[Element and coordinate records]
--- START ---
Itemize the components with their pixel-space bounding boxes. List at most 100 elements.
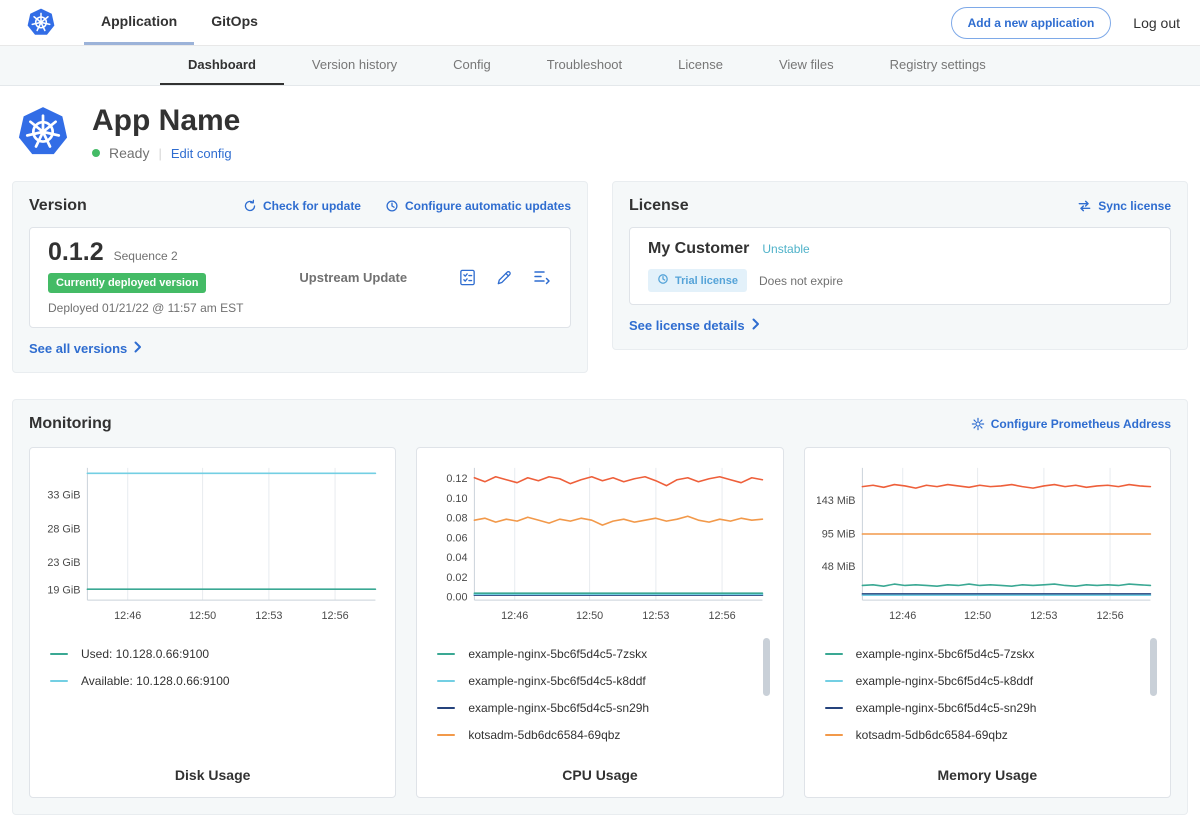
subnav-item-registry-settings[interactable]: Registry settings bbox=[862, 46, 1014, 85]
svg-text:0.04: 0.04 bbox=[447, 552, 468, 564]
gear-icon bbox=[971, 417, 985, 431]
svg-text:12:50: 12:50 bbox=[576, 610, 603, 622]
memory-usage-plot: 12:4612:5012:5312:56143 MiB95 MiB48 MiB bbox=[817, 460, 1158, 626]
topnav-tabs: Application GitOps bbox=[84, 0, 275, 45]
svg-text:0.00: 0.00 bbox=[447, 592, 468, 604]
svg-text:0.02: 0.02 bbox=[447, 572, 468, 584]
tab-application[interactable]: Application bbox=[84, 0, 194, 45]
edit-config-link[interactable]: Edit config bbox=[171, 146, 232, 161]
cpu-usage-chart-panel: 12:4612:5012:5312:560.120.100.080.060.04… bbox=[416, 447, 783, 798]
charts-row: 12:4612:5012:5312:5633 GiB28 GiB23 GiB19… bbox=[29, 447, 1171, 798]
version-number: 0.1.2 bbox=[48, 240, 104, 265]
svg-text:0.10: 0.10 bbox=[447, 493, 468, 505]
view-diff-icon[interactable] bbox=[532, 268, 552, 287]
refresh-icon bbox=[243, 199, 257, 213]
legend-color-swatch bbox=[825, 734, 843, 736]
see-license-details-link[interactable]: See license details bbox=[629, 318, 760, 333]
clock-icon bbox=[385, 199, 399, 213]
cpu-usage-plot: 12:4612:5012:5312:560.120.100.080.060.04… bbox=[429, 460, 770, 626]
svg-text:12:53: 12:53 bbox=[255, 610, 282, 622]
current-version-box: 0.1.2 Sequence 2 Currently deployed vers… bbox=[29, 227, 571, 328]
version-card-title: Version bbox=[29, 197, 87, 215]
legend-scrollbar[interactable] bbox=[763, 638, 770, 696]
app-status-text: Ready bbox=[109, 145, 149, 161]
svg-text:12:50: 12:50 bbox=[964, 610, 991, 622]
legend-label: example-nginx-5bc6f5d4c5-7zskx bbox=[468, 647, 647, 661]
legend-color-swatch bbox=[437, 653, 455, 655]
svg-text:12:46: 12:46 bbox=[114, 610, 141, 622]
legend-label: example-nginx-5bc6f5d4c5-k8ddf bbox=[468, 674, 645, 688]
svg-text:143 MiB: 143 MiB bbox=[817, 495, 855, 507]
legend-label: example-nginx-5bc6f5d4c5-sn29h bbox=[468, 701, 649, 715]
chart-title: CPU Usage bbox=[429, 755, 770, 791]
upstream-update-label: Upstream Update bbox=[299, 270, 407, 285]
deployed-timestamp: Deployed 01/21/22 @ 11:57 am EST bbox=[48, 301, 243, 315]
configure-automatic-updates-link[interactable]: Configure automatic updates bbox=[385, 199, 571, 213]
cpu-usage-legend: example-nginx-5bc6f5d4c5-7zskx example-ng… bbox=[429, 634, 770, 755]
chart-title: Disk Usage bbox=[42, 755, 383, 791]
monitoring-card: Monitoring Configure Prometheus Address … bbox=[12, 399, 1188, 815]
subnav-item-dashboard[interactable]: Dashboard bbox=[160, 46, 284, 85]
svg-text:12:46: 12:46 bbox=[501, 610, 528, 622]
svg-text:48 MiB: 48 MiB bbox=[821, 561, 855, 573]
trial-license-badge: Trial license bbox=[648, 269, 747, 292]
tab-gitops[interactable]: GitOps bbox=[194, 0, 275, 45]
trial-clock-icon bbox=[657, 273, 669, 288]
sequence-label: Sequence 2 bbox=[114, 249, 178, 263]
deployed-status-badge: Currently deployed version bbox=[48, 273, 206, 293]
svg-text:12:56: 12:56 bbox=[322, 610, 349, 622]
disk-usage-legend: Used: 10.128.0.66:9100 Available: 10.128.… bbox=[42, 634, 383, 701]
legend-item: example-nginx-5bc6f5d4c5-7zskx bbox=[437, 647, 754, 661]
license-expiration-text: Does not expire bbox=[759, 274, 843, 288]
monitoring-title: Monitoring bbox=[29, 415, 112, 433]
release-channel-label: Unstable bbox=[762, 242, 809, 256]
legend-color-swatch bbox=[437, 734, 455, 736]
svg-text:0.08: 0.08 bbox=[447, 513, 468, 525]
subnav-item-troubleshoot[interactable]: Troubleshoot bbox=[519, 46, 650, 85]
app-header: App Name Ready | Edit config bbox=[0, 86, 1200, 181]
legend-item: kotsadm-5db6dc6584-69qbz bbox=[825, 728, 1142, 742]
legend-item: example-nginx-5bc6f5d4c5-7zskx bbox=[825, 647, 1142, 661]
legend-color-swatch bbox=[50, 653, 68, 655]
svg-text:12:53: 12:53 bbox=[643, 610, 670, 622]
svg-text:23 GiB: 23 GiB bbox=[47, 557, 80, 569]
see-all-versions-link[interactable]: See all versions bbox=[29, 341, 142, 356]
legend-color-swatch bbox=[825, 680, 843, 682]
memory-usage-legend: example-nginx-5bc6f5d4c5-7zskx example-ng… bbox=[817, 634, 1158, 755]
chevron-right-icon bbox=[134, 341, 142, 356]
dashboard-cards-row: Version Check for update bbox=[0, 181, 1200, 373]
page-title: App Name bbox=[92, 104, 240, 137]
sync-license-link[interactable]: Sync license bbox=[1077, 199, 1171, 213]
version-card: Version Check for update bbox=[12, 181, 588, 373]
svg-text:0.06: 0.06 bbox=[447, 532, 468, 544]
legend-item: kotsadm-5db6dc6584-69qbz bbox=[437, 728, 754, 742]
legend-color-swatch bbox=[825, 707, 843, 709]
subnav-item-license[interactable]: License bbox=[650, 46, 751, 85]
legend-item: example-nginx-5bc6f5d4c5-k8ddf bbox=[437, 674, 754, 688]
add-application-button[interactable]: Add a new application bbox=[951, 7, 1112, 39]
legend-item: Used: 10.128.0.66:9100 bbox=[50, 647, 367, 661]
subnav-item-view-files[interactable]: View files bbox=[751, 46, 862, 85]
legend-color-swatch bbox=[437, 680, 455, 682]
check-for-update-link[interactable]: Check for update bbox=[243, 199, 361, 213]
svg-text:95 MiB: 95 MiB bbox=[821, 528, 855, 540]
license-details-box: My Customer Unstable Trial license Does … bbox=[629, 227, 1171, 305]
edit-pen-icon[interactable] bbox=[495, 268, 514, 287]
subnav-item-config[interactable]: Config bbox=[425, 46, 519, 85]
svg-text:19 GiB: 19 GiB bbox=[47, 584, 80, 596]
app-logo-kubernetes-icon bbox=[16, 106, 70, 160]
legend-label: Available: 10.128.0.66:9100 bbox=[81, 674, 230, 688]
logout-link[interactable]: Log out bbox=[1133, 15, 1180, 31]
legend-scrollbar[interactable] bbox=[1150, 638, 1157, 696]
legend-color-swatch bbox=[437, 707, 455, 709]
app-subnav: Dashboard Version history Config Trouble… bbox=[0, 46, 1200, 86]
topnav-right: Add a new application Log out bbox=[951, 7, 1180, 39]
legend-label: kotsadm-5db6dc6584-69qbz bbox=[856, 728, 1008, 742]
release-notes-icon[interactable] bbox=[458, 268, 477, 287]
license-card-title: License bbox=[629, 197, 689, 215]
subnav-item-version-history[interactable]: Version history bbox=[284, 46, 425, 85]
legend-item: example-nginx-5bc6f5d4c5-sn29h bbox=[825, 701, 1142, 715]
legend-item: example-nginx-5bc6f5d4c5-k8ddf bbox=[825, 674, 1142, 688]
configure-prometheus-link[interactable]: Configure Prometheus Address bbox=[971, 417, 1171, 431]
legend-label: example-nginx-5bc6f5d4c5-k8ddf bbox=[856, 674, 1033, 688]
--- END ---
**TASK BRIEF:** Reproduce the whole listing above verbatim, leaving out the picture.

**PROBLEM SOLUTION:**
Itemize the components with their pixel-space bounding boxes. List at most 100 elements.
subnav-item-registry-settings[interactable]: Registry settings bbox=[862, 46, 1014, 85]
svg-text:0.04: 0.04 bbox=[447, 552, 468, 564]
gear-icon bbox=[971, 417, 985, 431]
svg-text:12:50: 12:50 bbox=[576, 610, 603, 622]
memory-usage-plot: 12:4612:5012:5312:56143 MiB95 MiB48 MiB bbox=[817, 460, 1158, 626]
topnav-tabs: Application GitOps bbox=[84, 0, 275, 45]
svg-text:0.00: 0.00 bbox=[447, 592, 468, 604]
svg-text:0.02: 0.02 bbox=[447, 572, 468, 584]
tab-application[interactable]: Application bbox=[84, 0, 194, 45]
edit-config-link[interactable]: Edit config bbox=[171, 146, 232, 161]
cpu-usage-chart-panel: 12:4612:5012:5312:560.120.100.080.060.04… bbox=[416, 447, 783, 798]
charts-row: 12:4612:5012:5312:5633 GiB28 GiB23 GiB19… bbox=[29, 447, 1171, 798]
version-number: 0.1.2 bbox=[48, 240, 104, 265]
svg-text:0.10: 0.10 bbox=[447, 493, 468, 505]
view-diff-icon[interactable] bbox=[532, 268, 552, 287]
refresh-icon bbox=[243, 199, 257, 213]
legend-color-swatch bbox=[825, 734, 843, 736]
see-license-details-link[interactable]: See license details bbox=[629, 318, 760, 333]
clock-icon bbox=[385, 199, 399, 213]
cpu-usage-plot: 12:4612:5012:5312:560.120.100.080.060.04… bbox=[429, 460, 770, 626]
svg-text:12:53: 12:53 bbox=[255, 610, 282, 622]
current-version-box: 0.1.2 Sequence 2 Currently deployed vers… bbox=[29, 227, 571, 328]
version-card-title: Version bbox=[29, 197, 87, 215]
legend-scrollbar[interactable] bbox=[763, 638, 770, 696]
app-status-text: Ready bbox=[109, 145, 149, 161]
svg-text:12:50: 12:50 bbox=[964, 610, 991, 622]
legend-label: example-nginx-5bc6f5d4c5-7zskx bbox=[468, 647, 647, 661]
legend-color-swatch bbox=[437, 653, 455, 655]
svg-text:12:46: 12:46 bbox=[114, 610, 141, 622]
legend-label: example-nginx-5bc6f5d4c5-k8ddf bbox=[468, 674, 645, 688]
svg-text:143 MiB: 143 MiB bbox=[817, 495, 855, 507]
legend-label: example-nginx-5bc6f5d4c5-sn29h bbox=[468, 701, 649, 715]
chart-title: CPU Usage bbox=[429, 755, 770, 791]
upstream-update-label: Upstream Update bbox=[299, 270, 407, 285]
deployed-timestamp: Deployed 01/21/22 @ 11:57 am EST bbox=[48, 301, 243, 315]
configure-automatic-updates-link[interactable]: Configure automatic updates bbox=[385, 199, 571, 213]
cpu-usage-legend: example-nginx-5bc6f5d4c5-7zskx example-ng… bbox=[429, 634, 770, 755]
chart-title: Disk Usage bbox=[42, 755, 383, 791]
monitoring-card: Monitoring Configure Prometheus Address … bbox=[12, 399, 1188, 815]
subnav-item-dashboard[interactable]: Dashboard bbox=[160, 46, 284, 85]
svg-text:12:46: 12:46 bbox=[501, 610, 528, 622]
svg-text:48 MiB: 48 MiB bbox=[821, 561, 855, 573]
trial-license-badge: Trial license bbox=[648, 269, 747, 292]
tab-gitops[interactable]: GitOps bbox=[194, 0, 275, 45]
trial-clock-icon bbox=[657, 273, 669, 288]
sequence-label: Sequence 2 bbox=[114, 249, 178, 263]
deployed-status-badge: Currently deployed version bbox=[48, 273, 206, 293]
svg-text:12:56: 12:56 bbox=[322, 610, 349, 622]
disk-usage-legend: Used: 10.128.0.66:9100 Available: 10.128.… bbox=[42, 634, 383, 701]
legend-item: example-nginx-5bc6f5d4c5-7zskx bbox=[437, 647, 754, 661]
license-expiration-text: Does not expire bbox=[759, 274, 843, 288]
monitoring-title: Monitoring bbox=[29, 415, 112, 433]
release-channel-label: Unstable bbox=[762, 242, 809, 256]
legend-color-swatch bbox=[437, 734, 455, 736]
svg-text:0.08: 0.08 bbox=[447, 513, 468, 525]
subnav-item-troubleshoot[interactable]: Troubleshoot bbox=[519, 46, 650, 85]
app-header: App Name Ready | Edit config bbox=[0, 86, 1200, 181]
legend-item: kotsadm-5db6dc6584-69qbz bbox=[825, 728, 1142, 742]
legend-item: example-nginx-5bc6f5d4c5-7zskx bbox=[825, 647, 1142, 661]
legend-color-swatch bbox=[50, 653, 68, 655]
svg-text:12:53: 12:53 bbox=[643, 610, 670, 622]
svg-text:23 GiB: 23 GiB bbox=[47, 557, 80, 569]
see-all-versions-link[interactable]: See all versions bbox=[29, 341, 142, 356]
legend-color-swatch bbox=[825, 680, 843, 682]
memory-usage-legend: example-nginx-5bc6f5d4c5-7zskx example-ng… bbox=[817, 634, 1158, 755]
chevron-right-icon bbox=[134, 341, 142, 356]
dashboard-cards-row: Version Check for update bbox=[0, 181, 1200, 373]
page-title: App Name bbox=[92, 104, 240, 137]
sync-license-link[interactable]: Sync license bbox=[1077, 199, 1171, 213]
version-card: Version Check for update bbox=[12, 181, 588, 373]
svg-text:0.06: 0.06 bbox=[447, 532, 468, 544]
legend-item: kotsadm-5db6dc6584-69qbz bbox=[437, 728, 754, 742]
legend-color-swatch bbox=[825, 707, 843, 709]
subnav-item-license[interactable]: License bbox=[650, 46, 751, 85]
legend-item: example-nginx-5bc6f5d4c5-k8ddf bbox=[437, 674, 754, 688]
add-application-button[interactable]: Add a new application bbox=[951, 7, 1112, 39]
legend-item: Used: 10.128.0.66:9100 bbox=[50, 647, 367, 661]
subnav-item-view-files[interactable]: View files bbox=[751, 46, 862, 85]
legend-color-swatch bbox=[437, 680, 455, 682]
check-for-update-link[interactable]: Check for update bbox=[243, 199, 361, 213]
svg-text:95 MiB: 95 MiB bbox=[821, 528, 855, 540]
license-details-box: My Customer Unstable Trial license Does … bbox=[629, 227, 1171, 305]
edit-pen-icon[interactable] bbox=[495, 268, 514, 287]
subnav-item-config[interactable]: Config bbox=[425, 46, 519, 85]
svg-text:19 GiB: 19 GiB bbox=[47, 584, 80, 596]
app-logo-kubernetes-icon bbox=[16, 106, 70, 160]
legend-label: Available: 10.128.0.66:9100 bbox=[81, 674, 230, 688]
logout-link[interactable]: Log out bbox=[1133, 15, 1180, 31]
legend-scrollbar[interactable] bbox=[1150, 638, 1157, 696]
legend-color-swatch bbox=[437, 707, 455, 709]
app-subnav: Dashboard Version history Config Trouble… bbox=[0, 46, 1200, 86]
topnav-right: Add a new application Log out bbox=[951, 7, 1180, 39]
legend-label: kotsadm-5db6dc6584-69qbz bbox=[856, 728, 1008, 742]
release-notes-icon[interactable] bbox=[458, 268, 477, 287]
license-card-title: License bbox=[629, 197, 689, 215]
subnav-item-version-history[interactable]: Version history bbox=[284, 46, 425, 85]
legend-item: example-nginx-5bc6f5d4c5-sn29h bbox=[825, 701, 1142, 715]
legend-item: example-nginx-5bc6f5d4c5-k8ddf bbox=[825, 674, 1142, 688]
configure-prometheus-link[interactable]: Configure Prometheus Address bbox=[971, 417, 1171, 431]
legend-label: example-nginx-5bc6f5d4c5-k8ddf bbox=[856, 674, 1033, 688]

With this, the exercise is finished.